◆ Recorded data
——————

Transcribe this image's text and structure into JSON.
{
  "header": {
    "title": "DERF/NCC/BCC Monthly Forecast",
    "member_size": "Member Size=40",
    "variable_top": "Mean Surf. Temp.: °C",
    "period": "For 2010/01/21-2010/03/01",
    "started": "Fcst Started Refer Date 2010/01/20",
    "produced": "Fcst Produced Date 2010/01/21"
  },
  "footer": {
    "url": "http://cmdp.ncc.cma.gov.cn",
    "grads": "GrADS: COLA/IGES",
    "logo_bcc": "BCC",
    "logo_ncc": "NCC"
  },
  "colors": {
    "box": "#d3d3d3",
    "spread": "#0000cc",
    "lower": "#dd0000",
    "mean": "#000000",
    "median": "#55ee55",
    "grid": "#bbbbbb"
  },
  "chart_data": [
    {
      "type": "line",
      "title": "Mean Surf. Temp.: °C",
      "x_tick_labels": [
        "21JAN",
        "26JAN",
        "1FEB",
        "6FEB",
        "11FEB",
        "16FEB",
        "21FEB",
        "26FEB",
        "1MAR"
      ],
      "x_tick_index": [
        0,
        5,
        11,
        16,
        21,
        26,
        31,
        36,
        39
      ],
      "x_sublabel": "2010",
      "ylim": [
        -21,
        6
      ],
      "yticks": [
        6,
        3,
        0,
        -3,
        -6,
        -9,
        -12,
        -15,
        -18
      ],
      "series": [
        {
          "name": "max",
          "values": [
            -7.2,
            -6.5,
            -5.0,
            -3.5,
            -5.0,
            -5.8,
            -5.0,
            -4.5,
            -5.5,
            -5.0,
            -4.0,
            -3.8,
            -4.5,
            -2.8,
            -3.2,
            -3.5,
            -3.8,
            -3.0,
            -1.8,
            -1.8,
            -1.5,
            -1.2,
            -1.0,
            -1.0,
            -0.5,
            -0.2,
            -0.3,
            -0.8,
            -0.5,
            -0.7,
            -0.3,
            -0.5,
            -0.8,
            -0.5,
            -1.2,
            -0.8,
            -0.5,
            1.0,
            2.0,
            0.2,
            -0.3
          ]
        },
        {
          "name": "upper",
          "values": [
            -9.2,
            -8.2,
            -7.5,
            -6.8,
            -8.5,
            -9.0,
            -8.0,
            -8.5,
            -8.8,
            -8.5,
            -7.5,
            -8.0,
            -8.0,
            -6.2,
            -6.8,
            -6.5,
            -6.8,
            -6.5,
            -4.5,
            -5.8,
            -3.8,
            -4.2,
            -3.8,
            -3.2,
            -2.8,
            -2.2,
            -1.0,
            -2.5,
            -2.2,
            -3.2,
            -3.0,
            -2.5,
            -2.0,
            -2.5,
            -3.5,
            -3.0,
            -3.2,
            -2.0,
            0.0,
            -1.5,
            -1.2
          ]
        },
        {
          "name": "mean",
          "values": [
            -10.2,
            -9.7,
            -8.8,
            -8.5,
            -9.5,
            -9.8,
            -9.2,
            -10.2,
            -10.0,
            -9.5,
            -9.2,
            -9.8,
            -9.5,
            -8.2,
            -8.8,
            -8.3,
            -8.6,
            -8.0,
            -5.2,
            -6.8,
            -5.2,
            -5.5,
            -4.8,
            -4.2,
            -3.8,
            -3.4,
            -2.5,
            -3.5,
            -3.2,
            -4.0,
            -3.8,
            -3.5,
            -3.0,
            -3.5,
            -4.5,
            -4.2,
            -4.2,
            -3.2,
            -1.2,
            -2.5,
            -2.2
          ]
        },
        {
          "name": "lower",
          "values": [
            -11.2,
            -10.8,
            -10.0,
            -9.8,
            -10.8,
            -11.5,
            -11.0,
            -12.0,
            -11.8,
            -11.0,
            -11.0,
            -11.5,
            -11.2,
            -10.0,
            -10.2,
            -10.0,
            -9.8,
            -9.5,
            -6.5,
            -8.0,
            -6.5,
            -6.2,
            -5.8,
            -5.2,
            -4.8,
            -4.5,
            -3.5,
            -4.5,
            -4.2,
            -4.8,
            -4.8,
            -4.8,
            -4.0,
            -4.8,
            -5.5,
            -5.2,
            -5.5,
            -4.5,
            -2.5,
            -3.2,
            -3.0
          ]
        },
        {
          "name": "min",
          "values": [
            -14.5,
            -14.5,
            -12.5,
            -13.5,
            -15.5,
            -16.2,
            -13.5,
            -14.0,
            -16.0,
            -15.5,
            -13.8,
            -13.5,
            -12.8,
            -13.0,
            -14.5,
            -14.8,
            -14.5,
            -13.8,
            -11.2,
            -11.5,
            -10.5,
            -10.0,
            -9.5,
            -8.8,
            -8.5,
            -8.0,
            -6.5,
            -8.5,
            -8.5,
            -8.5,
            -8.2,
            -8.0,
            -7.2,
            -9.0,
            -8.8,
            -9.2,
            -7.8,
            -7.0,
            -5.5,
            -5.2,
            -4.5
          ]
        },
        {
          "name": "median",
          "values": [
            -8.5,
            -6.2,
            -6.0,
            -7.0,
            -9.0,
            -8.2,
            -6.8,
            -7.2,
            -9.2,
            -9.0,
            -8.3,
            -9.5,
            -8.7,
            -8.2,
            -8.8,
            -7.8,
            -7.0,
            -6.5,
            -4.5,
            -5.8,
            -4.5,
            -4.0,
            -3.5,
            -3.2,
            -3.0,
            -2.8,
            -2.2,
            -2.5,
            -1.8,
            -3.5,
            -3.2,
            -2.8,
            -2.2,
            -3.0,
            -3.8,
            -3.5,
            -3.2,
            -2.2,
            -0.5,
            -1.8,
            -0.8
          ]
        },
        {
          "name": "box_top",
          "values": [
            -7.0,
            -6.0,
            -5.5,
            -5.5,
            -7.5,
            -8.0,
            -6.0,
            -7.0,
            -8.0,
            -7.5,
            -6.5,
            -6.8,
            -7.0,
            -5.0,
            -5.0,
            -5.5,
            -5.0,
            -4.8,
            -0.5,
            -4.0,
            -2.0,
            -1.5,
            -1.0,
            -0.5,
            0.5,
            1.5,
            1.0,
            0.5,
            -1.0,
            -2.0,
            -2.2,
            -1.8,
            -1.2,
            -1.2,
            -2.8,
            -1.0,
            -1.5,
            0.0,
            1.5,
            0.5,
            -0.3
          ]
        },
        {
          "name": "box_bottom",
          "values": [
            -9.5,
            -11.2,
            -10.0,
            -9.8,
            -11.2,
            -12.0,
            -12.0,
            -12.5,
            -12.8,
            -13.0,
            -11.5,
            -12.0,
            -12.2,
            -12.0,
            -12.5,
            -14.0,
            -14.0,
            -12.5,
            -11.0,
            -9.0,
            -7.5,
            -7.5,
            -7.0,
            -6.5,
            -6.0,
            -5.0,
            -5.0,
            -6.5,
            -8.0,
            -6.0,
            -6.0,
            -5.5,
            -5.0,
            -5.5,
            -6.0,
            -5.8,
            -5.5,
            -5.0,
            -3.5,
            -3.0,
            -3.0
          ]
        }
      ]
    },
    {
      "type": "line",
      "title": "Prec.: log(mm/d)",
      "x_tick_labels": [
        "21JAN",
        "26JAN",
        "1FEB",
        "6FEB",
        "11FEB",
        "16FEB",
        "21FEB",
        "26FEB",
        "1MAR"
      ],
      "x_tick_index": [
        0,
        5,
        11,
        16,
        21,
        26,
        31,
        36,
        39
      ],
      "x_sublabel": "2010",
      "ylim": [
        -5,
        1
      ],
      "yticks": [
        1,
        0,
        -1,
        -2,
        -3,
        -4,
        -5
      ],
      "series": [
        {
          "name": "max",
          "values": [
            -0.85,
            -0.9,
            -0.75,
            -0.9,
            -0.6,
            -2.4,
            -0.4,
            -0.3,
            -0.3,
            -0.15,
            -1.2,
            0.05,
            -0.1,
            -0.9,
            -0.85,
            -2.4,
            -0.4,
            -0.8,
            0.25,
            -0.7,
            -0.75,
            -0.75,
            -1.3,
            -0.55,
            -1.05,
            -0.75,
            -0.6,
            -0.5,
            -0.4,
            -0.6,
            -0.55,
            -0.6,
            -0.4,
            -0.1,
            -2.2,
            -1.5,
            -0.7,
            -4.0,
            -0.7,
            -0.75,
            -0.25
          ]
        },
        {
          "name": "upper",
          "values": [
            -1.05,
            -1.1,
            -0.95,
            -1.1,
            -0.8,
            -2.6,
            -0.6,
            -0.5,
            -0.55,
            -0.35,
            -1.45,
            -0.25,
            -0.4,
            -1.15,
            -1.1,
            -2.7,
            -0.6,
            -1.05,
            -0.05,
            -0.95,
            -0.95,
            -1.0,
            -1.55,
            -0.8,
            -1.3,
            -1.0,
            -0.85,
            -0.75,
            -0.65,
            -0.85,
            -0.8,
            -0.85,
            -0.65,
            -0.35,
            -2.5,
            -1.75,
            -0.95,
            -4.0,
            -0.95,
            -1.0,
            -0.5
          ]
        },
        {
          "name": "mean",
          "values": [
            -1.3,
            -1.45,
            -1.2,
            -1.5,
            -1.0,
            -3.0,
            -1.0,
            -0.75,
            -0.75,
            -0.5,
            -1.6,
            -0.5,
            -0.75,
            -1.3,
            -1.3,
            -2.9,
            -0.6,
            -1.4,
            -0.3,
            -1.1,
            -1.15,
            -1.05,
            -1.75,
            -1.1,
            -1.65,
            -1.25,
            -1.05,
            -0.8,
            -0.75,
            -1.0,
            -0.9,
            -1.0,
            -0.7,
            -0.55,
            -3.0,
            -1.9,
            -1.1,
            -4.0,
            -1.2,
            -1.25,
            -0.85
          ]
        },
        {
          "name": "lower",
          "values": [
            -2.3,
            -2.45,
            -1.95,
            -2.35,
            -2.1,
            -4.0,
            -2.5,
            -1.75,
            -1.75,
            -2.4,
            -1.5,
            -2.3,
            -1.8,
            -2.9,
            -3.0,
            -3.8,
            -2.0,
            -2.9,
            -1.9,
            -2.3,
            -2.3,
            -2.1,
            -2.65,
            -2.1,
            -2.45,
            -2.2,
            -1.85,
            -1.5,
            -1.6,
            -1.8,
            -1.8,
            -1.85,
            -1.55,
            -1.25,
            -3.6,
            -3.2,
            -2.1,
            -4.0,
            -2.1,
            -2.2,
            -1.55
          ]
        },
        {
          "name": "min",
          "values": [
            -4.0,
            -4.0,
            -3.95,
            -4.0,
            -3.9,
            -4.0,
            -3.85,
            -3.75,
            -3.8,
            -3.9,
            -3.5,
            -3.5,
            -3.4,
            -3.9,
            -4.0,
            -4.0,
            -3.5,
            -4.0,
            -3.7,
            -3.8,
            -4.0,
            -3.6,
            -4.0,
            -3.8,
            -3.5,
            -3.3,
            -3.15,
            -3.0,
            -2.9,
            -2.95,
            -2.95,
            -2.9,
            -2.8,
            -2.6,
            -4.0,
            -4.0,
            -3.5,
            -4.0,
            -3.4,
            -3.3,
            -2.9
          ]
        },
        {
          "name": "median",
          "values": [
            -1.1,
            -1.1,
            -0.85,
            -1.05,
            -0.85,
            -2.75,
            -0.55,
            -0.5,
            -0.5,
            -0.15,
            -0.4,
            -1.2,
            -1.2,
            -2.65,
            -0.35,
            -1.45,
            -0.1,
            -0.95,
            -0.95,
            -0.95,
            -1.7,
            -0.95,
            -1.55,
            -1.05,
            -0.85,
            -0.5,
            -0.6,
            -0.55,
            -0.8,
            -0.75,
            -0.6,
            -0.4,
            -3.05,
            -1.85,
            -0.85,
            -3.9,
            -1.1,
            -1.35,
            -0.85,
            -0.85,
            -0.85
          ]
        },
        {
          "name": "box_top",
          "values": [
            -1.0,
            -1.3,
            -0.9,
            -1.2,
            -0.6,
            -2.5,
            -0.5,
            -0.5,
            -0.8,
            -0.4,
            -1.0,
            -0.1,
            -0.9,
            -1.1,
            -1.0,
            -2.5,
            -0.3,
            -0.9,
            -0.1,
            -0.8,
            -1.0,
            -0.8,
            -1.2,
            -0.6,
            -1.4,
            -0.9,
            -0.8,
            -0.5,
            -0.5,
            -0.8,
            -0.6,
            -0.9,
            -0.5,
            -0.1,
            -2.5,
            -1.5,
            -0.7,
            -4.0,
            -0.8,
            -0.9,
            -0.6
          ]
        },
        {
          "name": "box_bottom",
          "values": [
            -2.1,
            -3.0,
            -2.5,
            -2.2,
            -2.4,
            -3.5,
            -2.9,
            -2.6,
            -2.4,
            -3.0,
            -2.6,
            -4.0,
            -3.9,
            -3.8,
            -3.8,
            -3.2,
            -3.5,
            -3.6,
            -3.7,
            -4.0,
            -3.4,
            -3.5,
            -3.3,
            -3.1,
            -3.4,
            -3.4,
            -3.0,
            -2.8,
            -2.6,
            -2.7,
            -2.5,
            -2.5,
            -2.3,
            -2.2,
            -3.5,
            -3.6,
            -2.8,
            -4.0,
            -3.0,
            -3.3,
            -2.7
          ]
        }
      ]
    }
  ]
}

——————

◆ Exercise description
Filter the entries down to the lines with the word "title" in them.

◆ Task response
    "title": "DERF/NCC/BCC Monthly Forecast",
      "title": "Mean Surf. Temp.: °C",
      "title": "Prec.: log(mm/d)",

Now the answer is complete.